──────── Source records ────────

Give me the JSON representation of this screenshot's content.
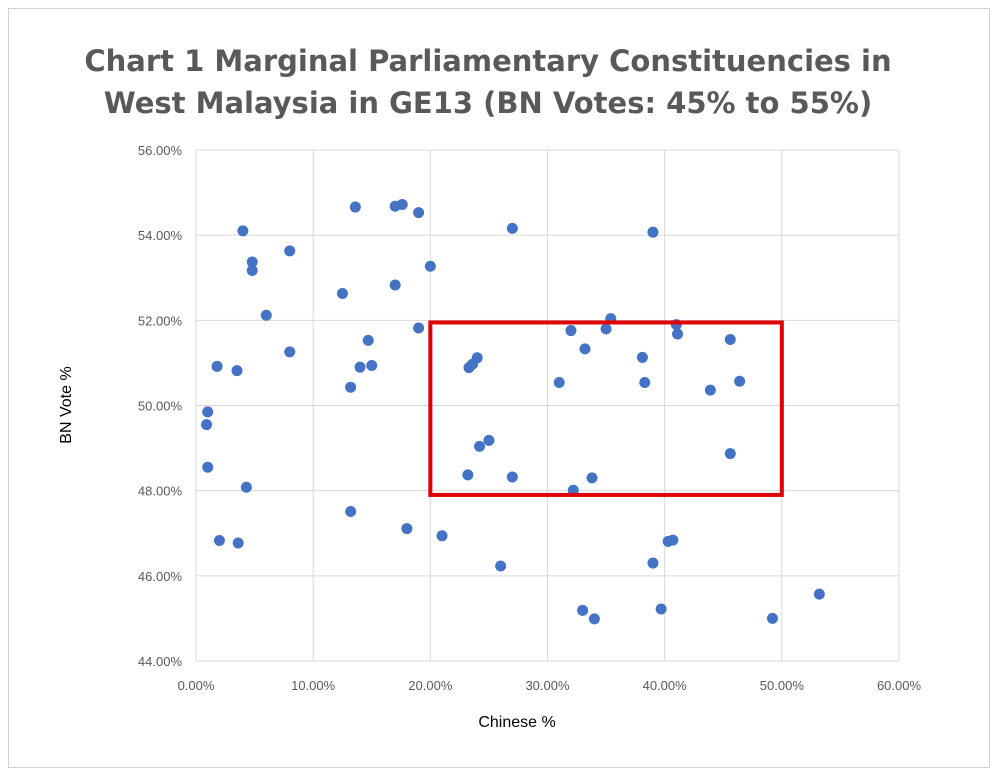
{
  "chart_data": {
    "type": "scatter",
    "title_lines": [
      "Chart 1 Marginal Parliamentary Constituencies in",
      "West Malaysia in GE13 (BN Votes: 45% to 55%)"
    ],
    "xlabel": "Chinese %",
    "ylabel": "BN Vote %",
    "xlim": [
      0,
      0.6
    ],
    "ylim": [
      0.44,
      0.56
    ],
    "x_ticks": [
      0,
      0.1,
      0.2,
      0.3,
      0.4,
      0.5,
      0.6
    ],
    "y_ticks": [
      0.44,
      0.46,
      0.48,
      0.5,
      0.52,
      0.54,
      0.56
    ],
    "x_tick_labels": [
      "0.00%",
      "10.00%",
      "20.00%",
      "30.00%",
      "40.00%",
      "50.00%",
      "60.00%"
    ],
    "y_tick_labels": [
      "44.00%",
      "46.00%",
      "48.00%",
      "50.00%",
      "52.00%",
      "54.00%",
      "56.00%"
    ],
    "grid": true,
    "point_color": "#4472c4",
    "highlight": {
      "x0": 0.2,
      "x1": 0.5,
      "y0": 0.479,
      "y1": 0.5195,
      "color": "#e00000"
    },
    "points": [
      [
        0.01,
        0.4985
      ],
      [
        0.009,
        0.4955
      ],
      [
        0.01,
        0.4855
      ],
      [
        0.018,
        0.5092
      ],
      [
        0.02,
        0.4683
      ],
      [
        0.035,
        0.5082
      ],
      [
        0.036,
        0.4677
      ],
      [
        0.04,
        0.541
      ],
      [
        0.043,
        0.4808
      ],
      [
        0.048,
        0.5337
      ],
      [
        0.048,
        0.5317
      ],
      [
        0.06,
        0.5212
      ],
      [
        0.08,
        0.5363
      ],
      [
        0.08,
        0.5126
      ],
      [
        0.125,
        0.5263
      ],
      [
        0.132,
        0.5043
      ],
      [
        0.132,
        0.4751
      ],
      [
        0.136,
        0.5466
      ],
      [
        0.14,
        0.509
      ],
      [
        0.147,
        0.5153
      ],
      [
        0.15,
        0.5094
      ],
      [
        0.17,
        0.5468
      ],
      [
        0.17,
        0.5283
      ],
      [
        0.176,
        0.5472
      ],
      [
        0.18,
        0.4711
      ],
      [
        0.19,
        0.5453
      ],
      [
        0.19,
        0.5182
      ],
      [
        0.2,
        0.5327
      ],
      [
        0.21,
        0.4694
      ],
      [
        0.232,
        0.4837
      ],
      [
        0.233,
        0.5089
      ],
      [
        0.236,
        0.5097
      ],
      [
        0.24,
        0.5112
      ],
      [
        0.242,
        0.4904
      ],
      [
        0.25,
        0.4918
      ],
      [
        0.26,
        0.4623
      ],
      [
        0.27,
        0.5416
      ],
      [
        0.27,
        0.4832
      ],
      [
        0.31,
        0.5054
      ],
      [
        0.32,
        0.5176
      ],
      [
        0.322,
        0.4801
      ],
      [
        0.33,
        0.4519
      ],
      [
        0.332,
        0.5133
      ],
      [
        0.338,
        0.483
      ],
      [
        0.34,
        0.4499
      ],
      [
        0.35,
        0.518
      ],
      [
        0.354,
        0.5204
      ],
      [
        0.381,
        0.5113
      ],
      [
        0.383,
        0.5054
      ],
      [
        0.39,
        0.5407
      ],
      [
        0.39,
        0.463
      ],
      [
        0.397,
        0.4522
      ],
      [
        0.403,
        0.4681
      ],
      [
        0.407,
        0.4684
      ],
      [
        0.41,
        0.519
      ],
      [
        0.411,
        0.5168
      ],
      [
        0.439,
        0.5036
      ],
      [
        0.456,
        0.5155
      ],
      [
        0.456,
        0.4887
      ],
      [
        0.464,
        0.5057
      ],
      [
        0.492,
        0.45
      ],
      [
        0.532,
        0.4557
      ]
    ]
  }
}
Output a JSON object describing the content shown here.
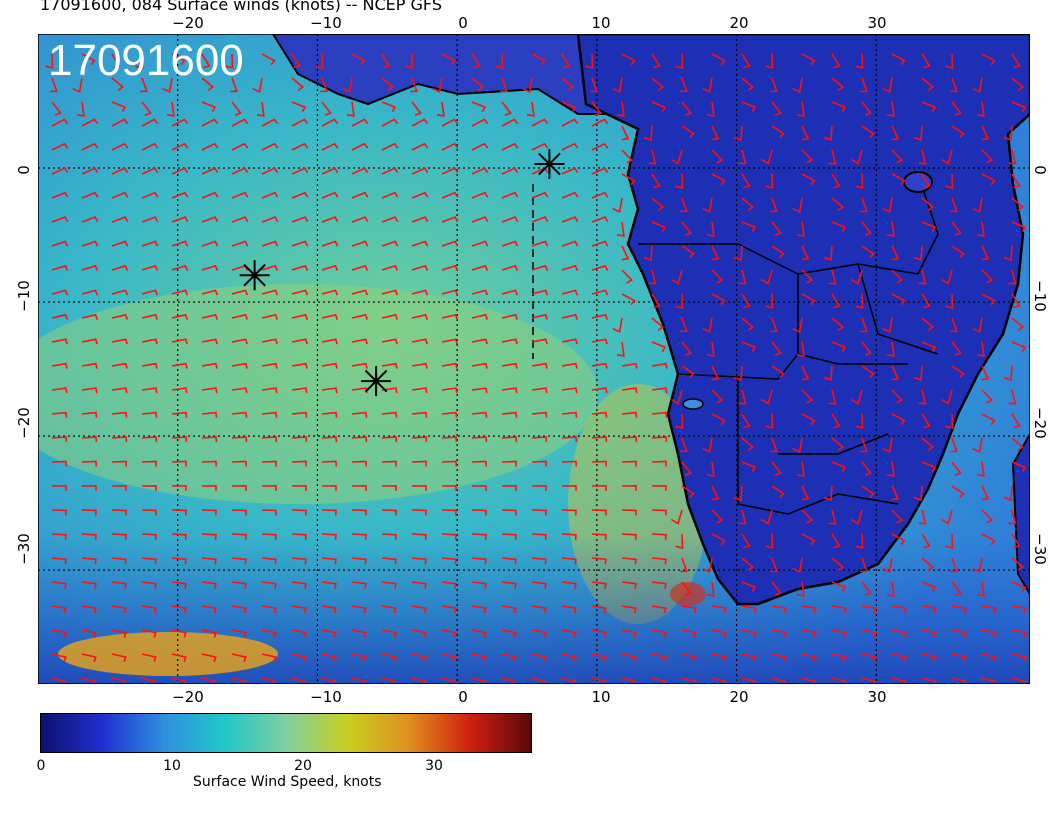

────────

Reproduce the material in full, word for word, and omit the pictures.

Give me the JSON representation of this screenshot's content.
{
  "chart_data": {
    "type": "scatter",
    "title_lines": [
      "Chart 1 Marginal Parliamentary Constituencies in",
      "West Malaysia in GE13 (BN Votes: 45% to 55%)"
    ],
    "xlabel": "Chinese %",
    "ylabel": "BN Vote %",
    "xlim": [
      0,
      0.6
    ],
    "ylim": [
      0.44,
      0.56
    ],
    "x_ticks": [
      0,
      0.1,
      0.2,
      0.3,
      0.4,
      0.5,
      0.6
    ],
    "y_ticks": [
      0.44,
      0.46,
      0.48,
      0.5,
      0.52,
      0.54,
      0.56
    ],
    "x_tick_labels": [
      "0.00%",
      "10.00%",
      "20.00%",
      "30.00%",
      "40.00%",
      "50.00%",
      "60.00%"
    ],
    "y_tick_labels": [
      "44.00%",
      "46.00%",
      "48.00%",
      "50.00%",
      "52.00%",
      "54.00%",
      "56.00%"
    ],
    "grid": true,
    "point_color": "#4472c4",
    "highlight": {
      "x0": 0.2,
      "x1": 0.5,
      "y0": 0.479,
      "y1": 0.5195,
      "color": "#e00000"
    },
    "points": [
      [
        0.01,
        0.4985
      ],
      [
        0.009,
        0.4955
      ],
      [
        0.01,
        0.4855
      ],
      [
        0.018,
        0.5092
      ],
      [
        0.02,
        0.4683
      ],
      [
        0.035,
        0.5082
      ],
      [
        0.036,
        0.4677
      ],
      [
        0.04,
        0.541
      ],
      [
        0.043,
        0.4808
      ],
      [
        0.048,
        0.5337
      ],
      [
        0.048,
        0.5317
      ],
      [
        0.06,
        0.5212
      ],
      [
        0.08,
        0.5363
      ],
      [
        0.08,
        0.5126
      ],
      [
        0.125,
        0.5263
      ],
      [
        0.132,
        0.5043
      ],
      [
        0.132,
        0.4751
      ],
      [
        0.136,
        0.5466
      ],
      [
        0.14,
        0.509
      ],
      [
        0.147,
        0.5153
      ],
      [
        0.15,
        0.5094
      ],
      [
        0.17,
        0.5468
      ],
      [
        0.17,
        0.5283
      ],
      [
        0.176,
        0.5472
      ],
      [
        0.18,
        0.4711
      ],
      [
        0.19,
        0.5453
      ],
      [
        0.19,
        0.5182
      ],
      [
        0.2,
        0.5327
      ],
      [
        0.21,
        0.4694
      ],
      [
        0.232,
        0.4837
      ],
      [
        0.233,
        0.5089
      ],
      [
        0.236,
        0.5097
      ],
      [
        0.24,
        0.5112
      ],
      [
        0.242,
        0.4904
      ],
      [
        0.25,
        0.4918
      ],
      [
        0.26,
        0.4623
      ],
      [
        0.27,
        0.5416
      ],
      [
        0.27,
        0.4832
      ],
      [
        0.31,
        0.5054
      ],
      [
        0.32,
        0.5176
      ],
      [
        0.322,
        0.4801
      ],
      [
        0.33,
        0.4519
      ],
      [
        0.332,
        0.5133
      ],
      [
        0.338,
        0.483
      ],
      [
        0.34,
        0.4499
      ],
      [
        0.35,
        0.518
      ],
      [
        0.354,
        0.5204
      ],
      [
        0.381,
        0.5113
      ],
      [
        0.383,
        0.5054
      ],
      [
        0.39,
        0.5407
      ],
      [
        0.39,
        0.463
      ],
      [
        0.397,
        0.4522
      ],
      [
        0.403,
        0.4681
      ],
      [
        0.407,
        0.4684
      ],
      [
        0.41,
        0.519
      ],
      [
        0.411,
        0.5168
      ],
      [
        0.439,
        0.5036
      ],
      [
        0.456,
        0.5155
      ],
      [
        0.456,
        0.4887
      ],
      [
        0.464,
        0.5057
      ],
      [
        0.492,
        0.45
      ],
      [
        0.532,
        0.4557
      ]
    ]
  }
}
Output a JSON object describing the content shown here.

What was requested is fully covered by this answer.